■ Given task:
Leave out the pictures and repeat the data exactly.

Dataset records
— START —

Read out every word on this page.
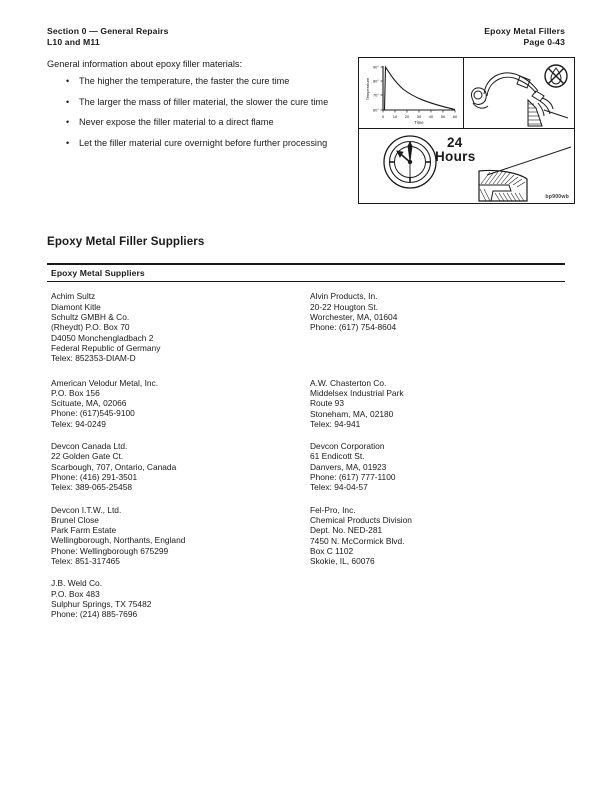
Section 0 — General Repairs
L10 and M11
Epoxy Metal Fillers
Page 0-43
General information about epoxy filler materials:
• The higher the temperature, the faster the cure time
• The larger the mass of filler material, the slower the cure time
• Never expose the filler material to a direct flame
• Let the filler material cure overnight before further processing
90°
80°
70°
60°
0 10 20 30 40 50 60
Time
Temperature
24
Hours
bp900wb
Epoxy Metal Filler Suppliers
Epoxy Metal Suppliers
Achim Sultz
Diamont Kitle
Schultz GMBH & Co.
(Rheydt) P.O. Box 70
D4050 Monchengladbach 2
Federal Republic of Germany
Telex: 852353-DIAM-D
American Velodur Metal, Inc.
P.O. Box 156
Scituate, MA, 02066
Phone: (617)545-9100
Telex: 94-0249
Devcon Canada Ltd.
22 Golden Gate Ct.
Scarbough, 707, Ontario, Canada
Phone: (416) 291-3501
Telex: 389-065-25458
Devcon I.T.W., Ltd.
Brunel Close
Park Farm Estate
Wellingborough, Northants, England
Phone: Wellingborough 675299
Telex: 851-317465
J.B. Weld Co.
P.O. Box 483
Sulphur Springs, TX 75482
Phone: (214) 885-7696
Alvin Products, In.
20-22 Hougton St.
Worchester, MA, 01604
Phone: (617) 754-8604
A.W. Chasterton Co.
Middelsex Industrial Park
Route 93
Stoneham, MA, 02180
Telex: 94-941
Devcon Corporation
61 Endicott St.
Danvers, MA, 01923
Phone: (617) 777-1100
Telex: 94-04-57
Fel-Pro, Inc.
Chemical Products Division
Dept. No. NED-281
7450 N. McCormick Blvd.
Box C 1102
Skokie, IL, 60076
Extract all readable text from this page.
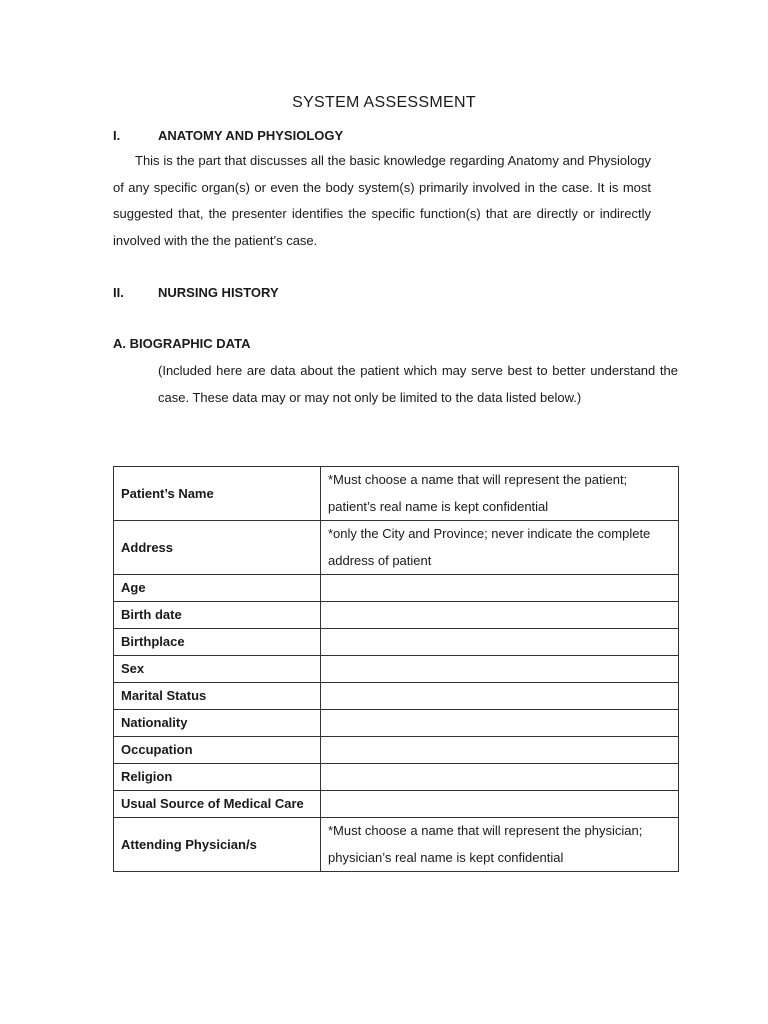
SYSTEM ASSESSMENT
I.	ANATOMY AND PHYSIOLOGY

This is the part that discusses all the basic knowledge regarding Anatomy and Physiology of any specific organ(s) or even the body system(s) primarily involved in the case. It is most suggested that, the presenter identifies the specific function(s) that are directly or indirectly involved with the the patient’s case.

II.	NURSING HISTORY
A. BIOGRAPHIC DATA

(Included here are data about the patient which may serve best to better understand the case. These data may or may not only be limited to the data listed below.)

Patient’s Name	*Must choose a name that will represent the patient; patient’s real name is kept confidential
Address	*only the City and Province; never indicate the complete address of patient
Age	
Birth date	
Birthplace	
Sex	
Marital Status	
Nationality	
Occupation	
Religion	
Usual Source of Medical Care	
Attending Physician/s	*Must choose a name that will represent the physician; physician’s real name is kept confidential
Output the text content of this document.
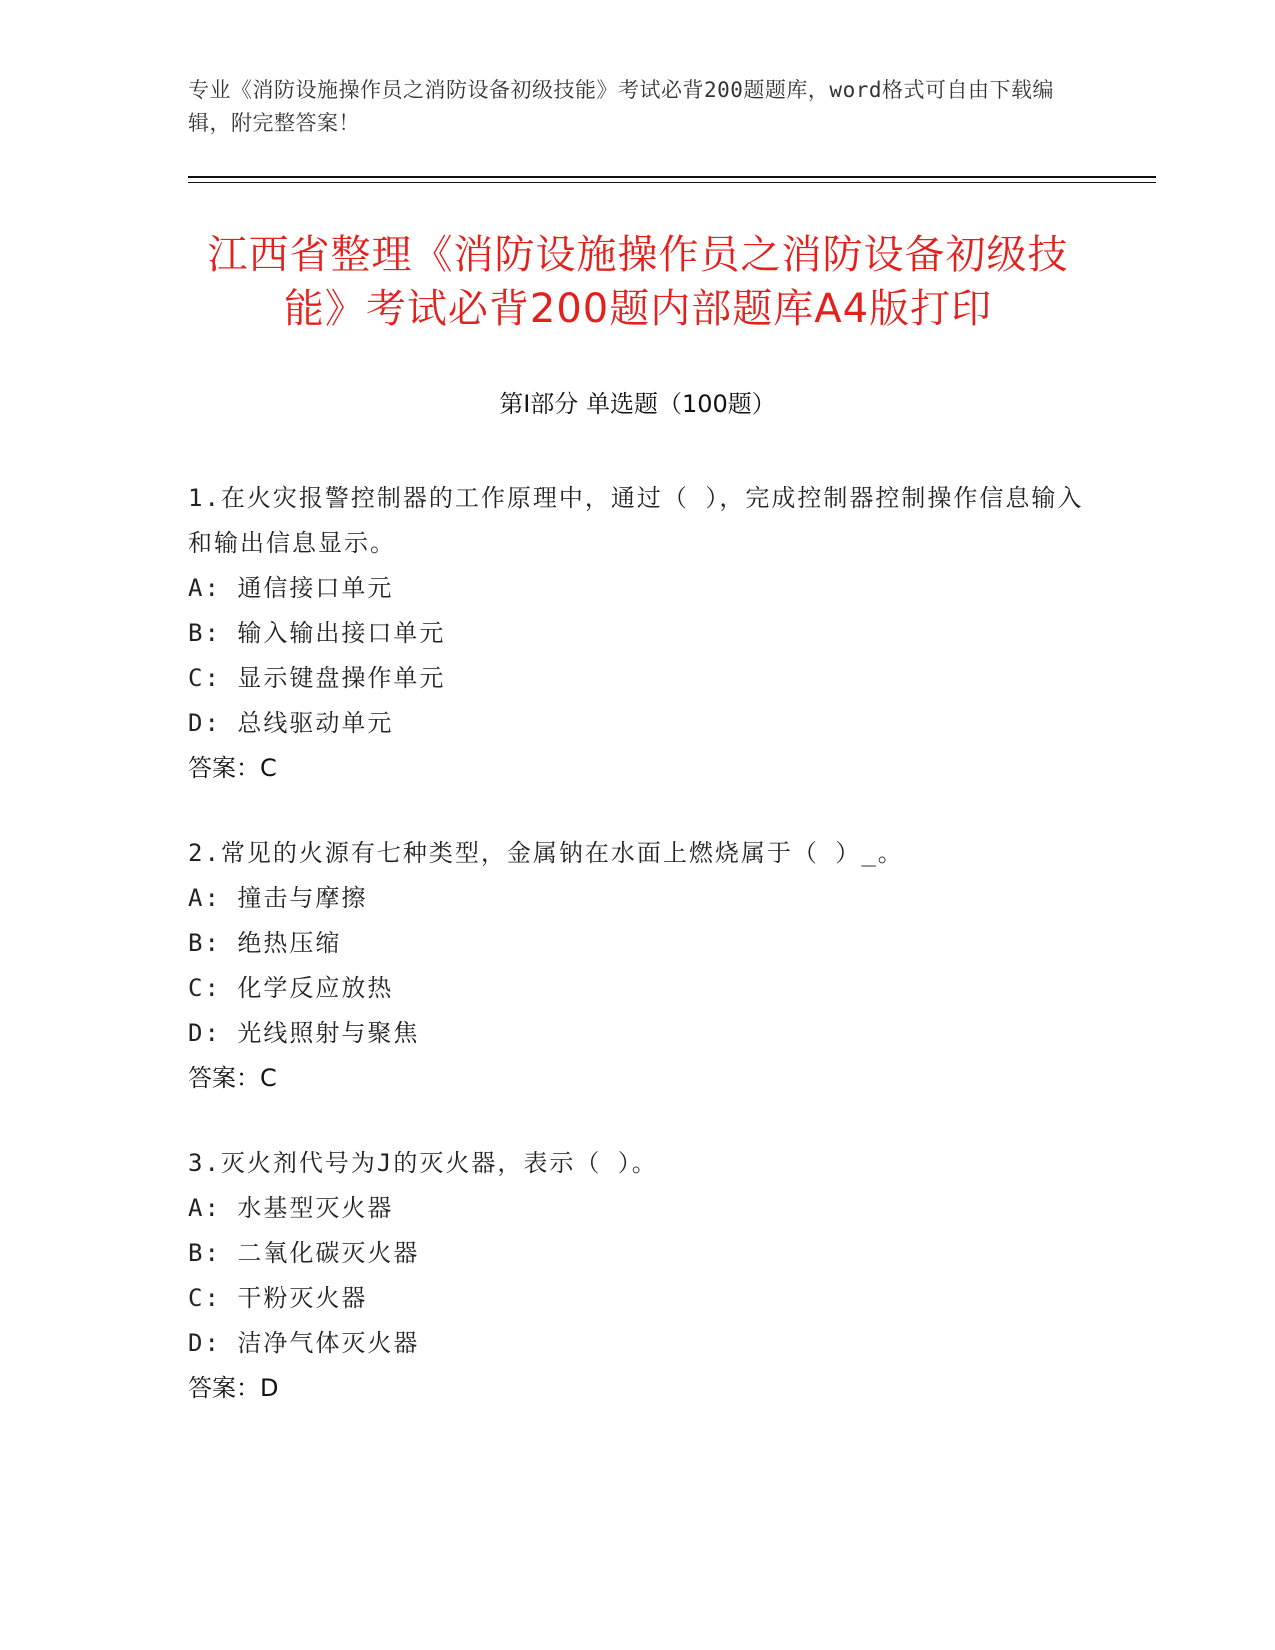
专业《消防设施操作员之消防设备初级技能》考试必背200题题库，word格式可自由下载编辑，附完整答案！
江西省整理《消防设施操作员之消防设备初级技能》考试必背200题内部题库A4版打印
第Ⅰ部分 单选题（100题）
1.在火灾报警控制器的工作原理中，通过（ ），完成控制器控制操作信息输入和输出信息显示。
A: 通信接口单元
B: 输入输出接口单元
C: 显示键盘操作单元
D: 总线驱动单元
答案：C
2.常见的火源有七种类型，金属钠在水面上燃烧属于（ ）_。
A: 撞击与摩擦
B: 绝热压缩
C: 化学反应放热
D: 光线照射与聚焦
答案：C
3.灭火剂代号为J的灭火器，表示（ ）。
A: 水基型灭火器
B: 二氧化碳灭火器
C: 干粉灭火器
D: 洁净气体灭火器
答案：D
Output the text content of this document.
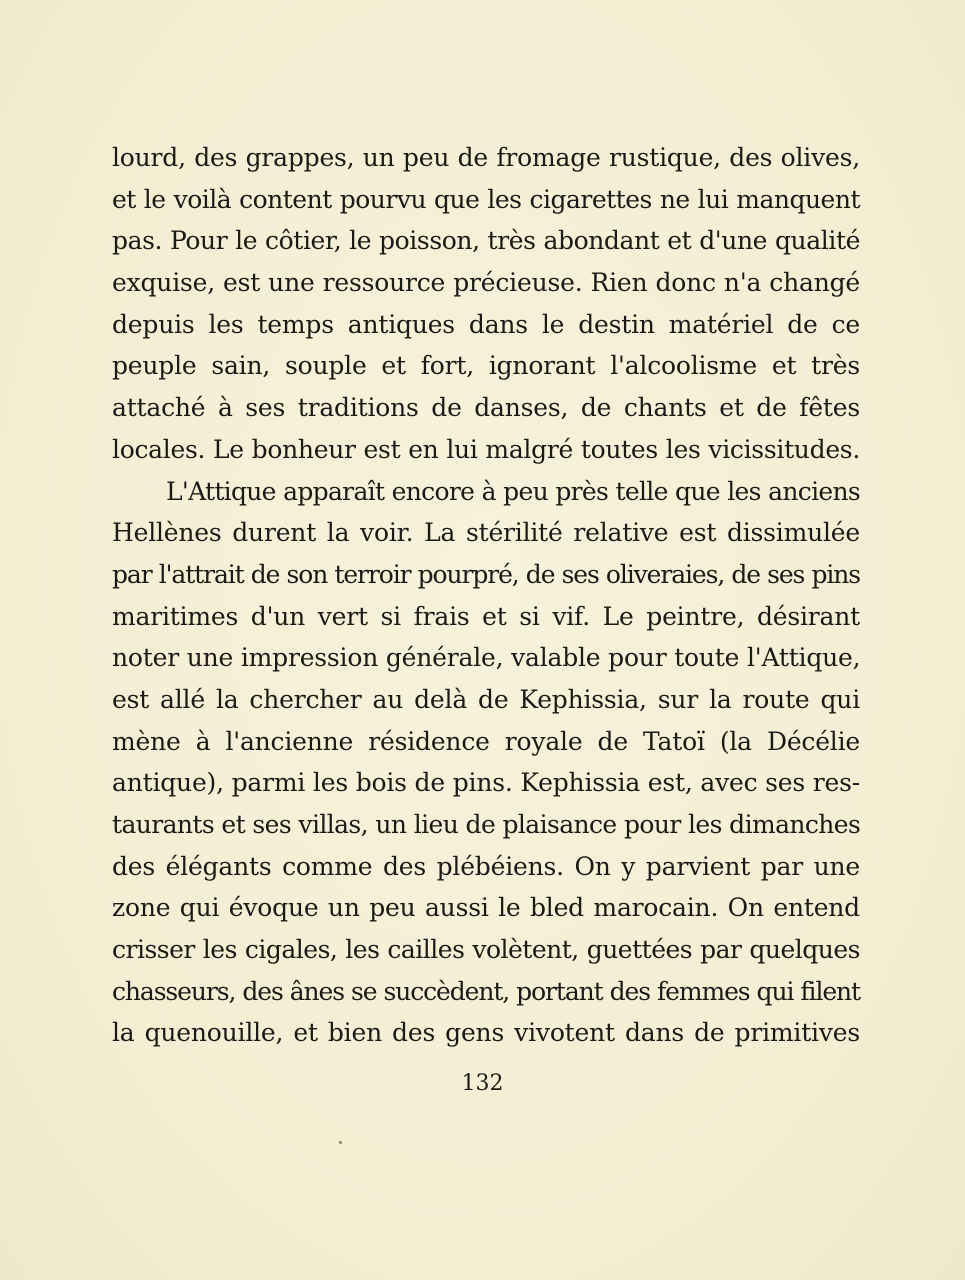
lourd, des grappes, un peu de fromage rustique, des olives,
et le voilà content pourvu que les cigarettes ne lui manquent
pas. Pour le côtier, le poisson, très abondant et d'une qualité
exquise, est une ressource précieuse. Rien donc n'a changé
depuis les temps antiques dans le destin matériel de ce
peuple sain, souple et fort, ignorant l'alcoolisme et très
attaché à ses traditions de danses, de chants et de fêtes
locales. Le bonheur est en lui malgré toutes les vicissitudes.
L'Attique apparaît encore à peu près telle que les anciens
Hellènes durent la voir. La stérilité relative est dissimulée
par l'attrait de son terroir pourpré, de ses oliveraies, de ses pins
maritimes d'un vert si frais et si vif. Le peintre, désirant
noter une impression générale, valable pour toute l'Attique,
est allé la chercher au delà de Kephissia, sur la route qui
mène à l'ancienne résidence royale de Tatoï (la Décélie
antique), parmi les bois de pins. Kephissia est, avec ses res-
taurants et ses villas, un lieu de plaisance pour les dimanches
des élégants comme des plébéiens. On y parvient par une
zone qui évoque un peu aussi le bled marocain. On entend
crisser les cigales, les cailles volètent, guettées par quelques
chasseurs, des ânes se succèdent, portant des femmes qui filent
la quenouille, et bien des gens vivotent dans de primitives
132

— END —

■ Problem solution:
Read out every word on this page.
Section 0 — General Repairs
L10 and M11
Epoxy Metal Fillers
Page 0-43
General information about epoxy filler materials:
• The higher the temperature, the faster the cure time
• The larger the mass of filler material, the slower the cure time
• Never expose the filler material to a direct flame
• Let the filler material cure overnight before further processing
90°
80°
70°
60°
0 10 20 30 40 50 60
Time
Temperature
24
Hours
bp900wb
Epoxy Metal Filler Suppliers
Epoxy Metal Suppliers
Achim Sultz
Diamont Kitle
Schultz GMBH & Co.
(Rheydt) P.O. Box 70
D4050 Monchengladbach 2
Federal Republic of Germany
Telex: 852353-DIAM-D
American Velodur Metal, Inc.
P.O. Box 156
Scituate, MA, 02066
Phone: (617)545-9100
Telex: 94-0249
Devcon Canada Ltd.
22 Golden Gate Ct.
Scarbough, 707, Ontario, Canada
Phone: (416) 291-3501
Telex: 389-065-25458
Devcon I.T.W., Ltd.
Brunel Close
Park Farm Estate
Wellingborough, Northants, England
Phone: Wellingborough 675299
Telex: 851-317465
J.B. Weld Co.
P.O. Box 483
Sulphur Springs, TX 75482
Phone: (214) 885-7696
Alvin Products, In.
20-22 Hougton St.
Worchester, MA, 01604
Phone: (617) 754-8604
A.W. Chasterton Co.
Middelsex Industrial Park
Route 93
Stoneham, MA, 02180
Telex: 94-941
Devcon Corporation
61 Endicott St.
Danvers, MA, 01923
Phone: (617) 777-1100
Telex: 94-04-57
Fel-Pro, Inc.
Chemical Products Division
Dept. No. NED-281
7450 N. McCormick Blvd.
Box C 1102
Skokie, IL, 60076
Extract all readable text from this page.
SYSTEM ASSESSMENT
I.	ANATOMY AND PHYSIOLOGY

This is the part that discusses all the basic knowledge regarding Anatomy and Physiology of any specific organ(s) or even the body system(s) primarily involved in the case. It is most suggested that, the presenter identifies the specific function(s) that are directly or indirectly involved with the the patient’s case.

II.	NURSING HISTORY
A. BIOGRAPHIC DATA

(Included here are data about the patient which may serve best to better understand the case. These data may or may not only be limited to the data listed below.)

Patient’s Name	*Must choose a name that will represent the patient; patient’s real name is kept confidential
Address	*only the City and Province; never indicate the complete address of patient
Age	
Birth date	
Birthplace	
Sex	
Marital Status	
Nationality	
Occupation	
Religion	
Usual Source of Medical Care	
Attending Physician/s	*Must choose a name that will represent the physician; physician’s real name is kept confidential
Output the text content of this document.
专业《消防设施操作员之消防设备初级技能》考试必背200题题库，word格式可自由下载编辑，附完整答案！
江西省整理《消防设施操作员之消防设备初级技能》考试必背200题内部题库A4版打印
第Ⅰ部分 单选题（100题）
1.在火灾报警控制器的工作原理中，通过（ ），完成控制器控制操作信息输入和输出信息显示。
A: 通信接口单元
B: 输入输出接口单元
C: 显示键盘操作单元
D: 总线驱动单元
答案：C
2.常见的火源有七种类型，金属钠在水面上燃烧属于（ ）_。
A: 撞击与摩擦
B: 绝热压缩
C: 化学反应放热
D: 光线照射与聚焦
答案：C
3.灭火剂代号为J的灭火器，表示（ ）。
A: 水基型灭火器
B: 二氧化碳灭火器
C: 干粉灭火器
D: 洁净气体灭火器
答案：D
Output the text content of this document.
lourd, des grappes, un peu de fromage rustique, des olives,
et le voilà content pourvu que les cigarettes ne lui manquent
pas. Pour le côtier, le poisson, très abondant et d'une qualité
exquise, est une ressource précieuse. Rien donc n'a changé
depuis les temps antiques dans le destin matériel de ce
peuple sain, souple et fort, ignorant l'alcoolisme et très
attaché à ses traditions de danses, de chants et de fêtes
locales. Le bonheur est en lui malgré toutes les vicissitudes.
L'Attique apparaît encore à peu près telle que les anciens
Hellènes durent la voir. La stérilité relative est dissimulée
par l'attrait de son terroir pourpré, de ses oliveraies, de ses pins
maritimes d'un vert si frais et si vif. Le peintre, désirant
noter une impression générale, valable pour toute l'Attique,
est allé la chercher au delà de Kephissia, sur la route qui
mène à l'ancienne résidence royale de Tatoï (la Décélie
antique), parmi les bois de pins. Kephissia est, avec ses res-
taurants et ses villas, un lieu de plaisance pour les dimanches
des élégants comme des plébéiens. On y parvient par une
zone qui évoque un peu aussi le bled marocain. On entend
crisser les cigales, les cailles volètent, guettées par quelques
chasseurs, des ânes se succèdent, portant des femmes qui filent
la quenouille, et bien des gens vivotent dans de primitives
132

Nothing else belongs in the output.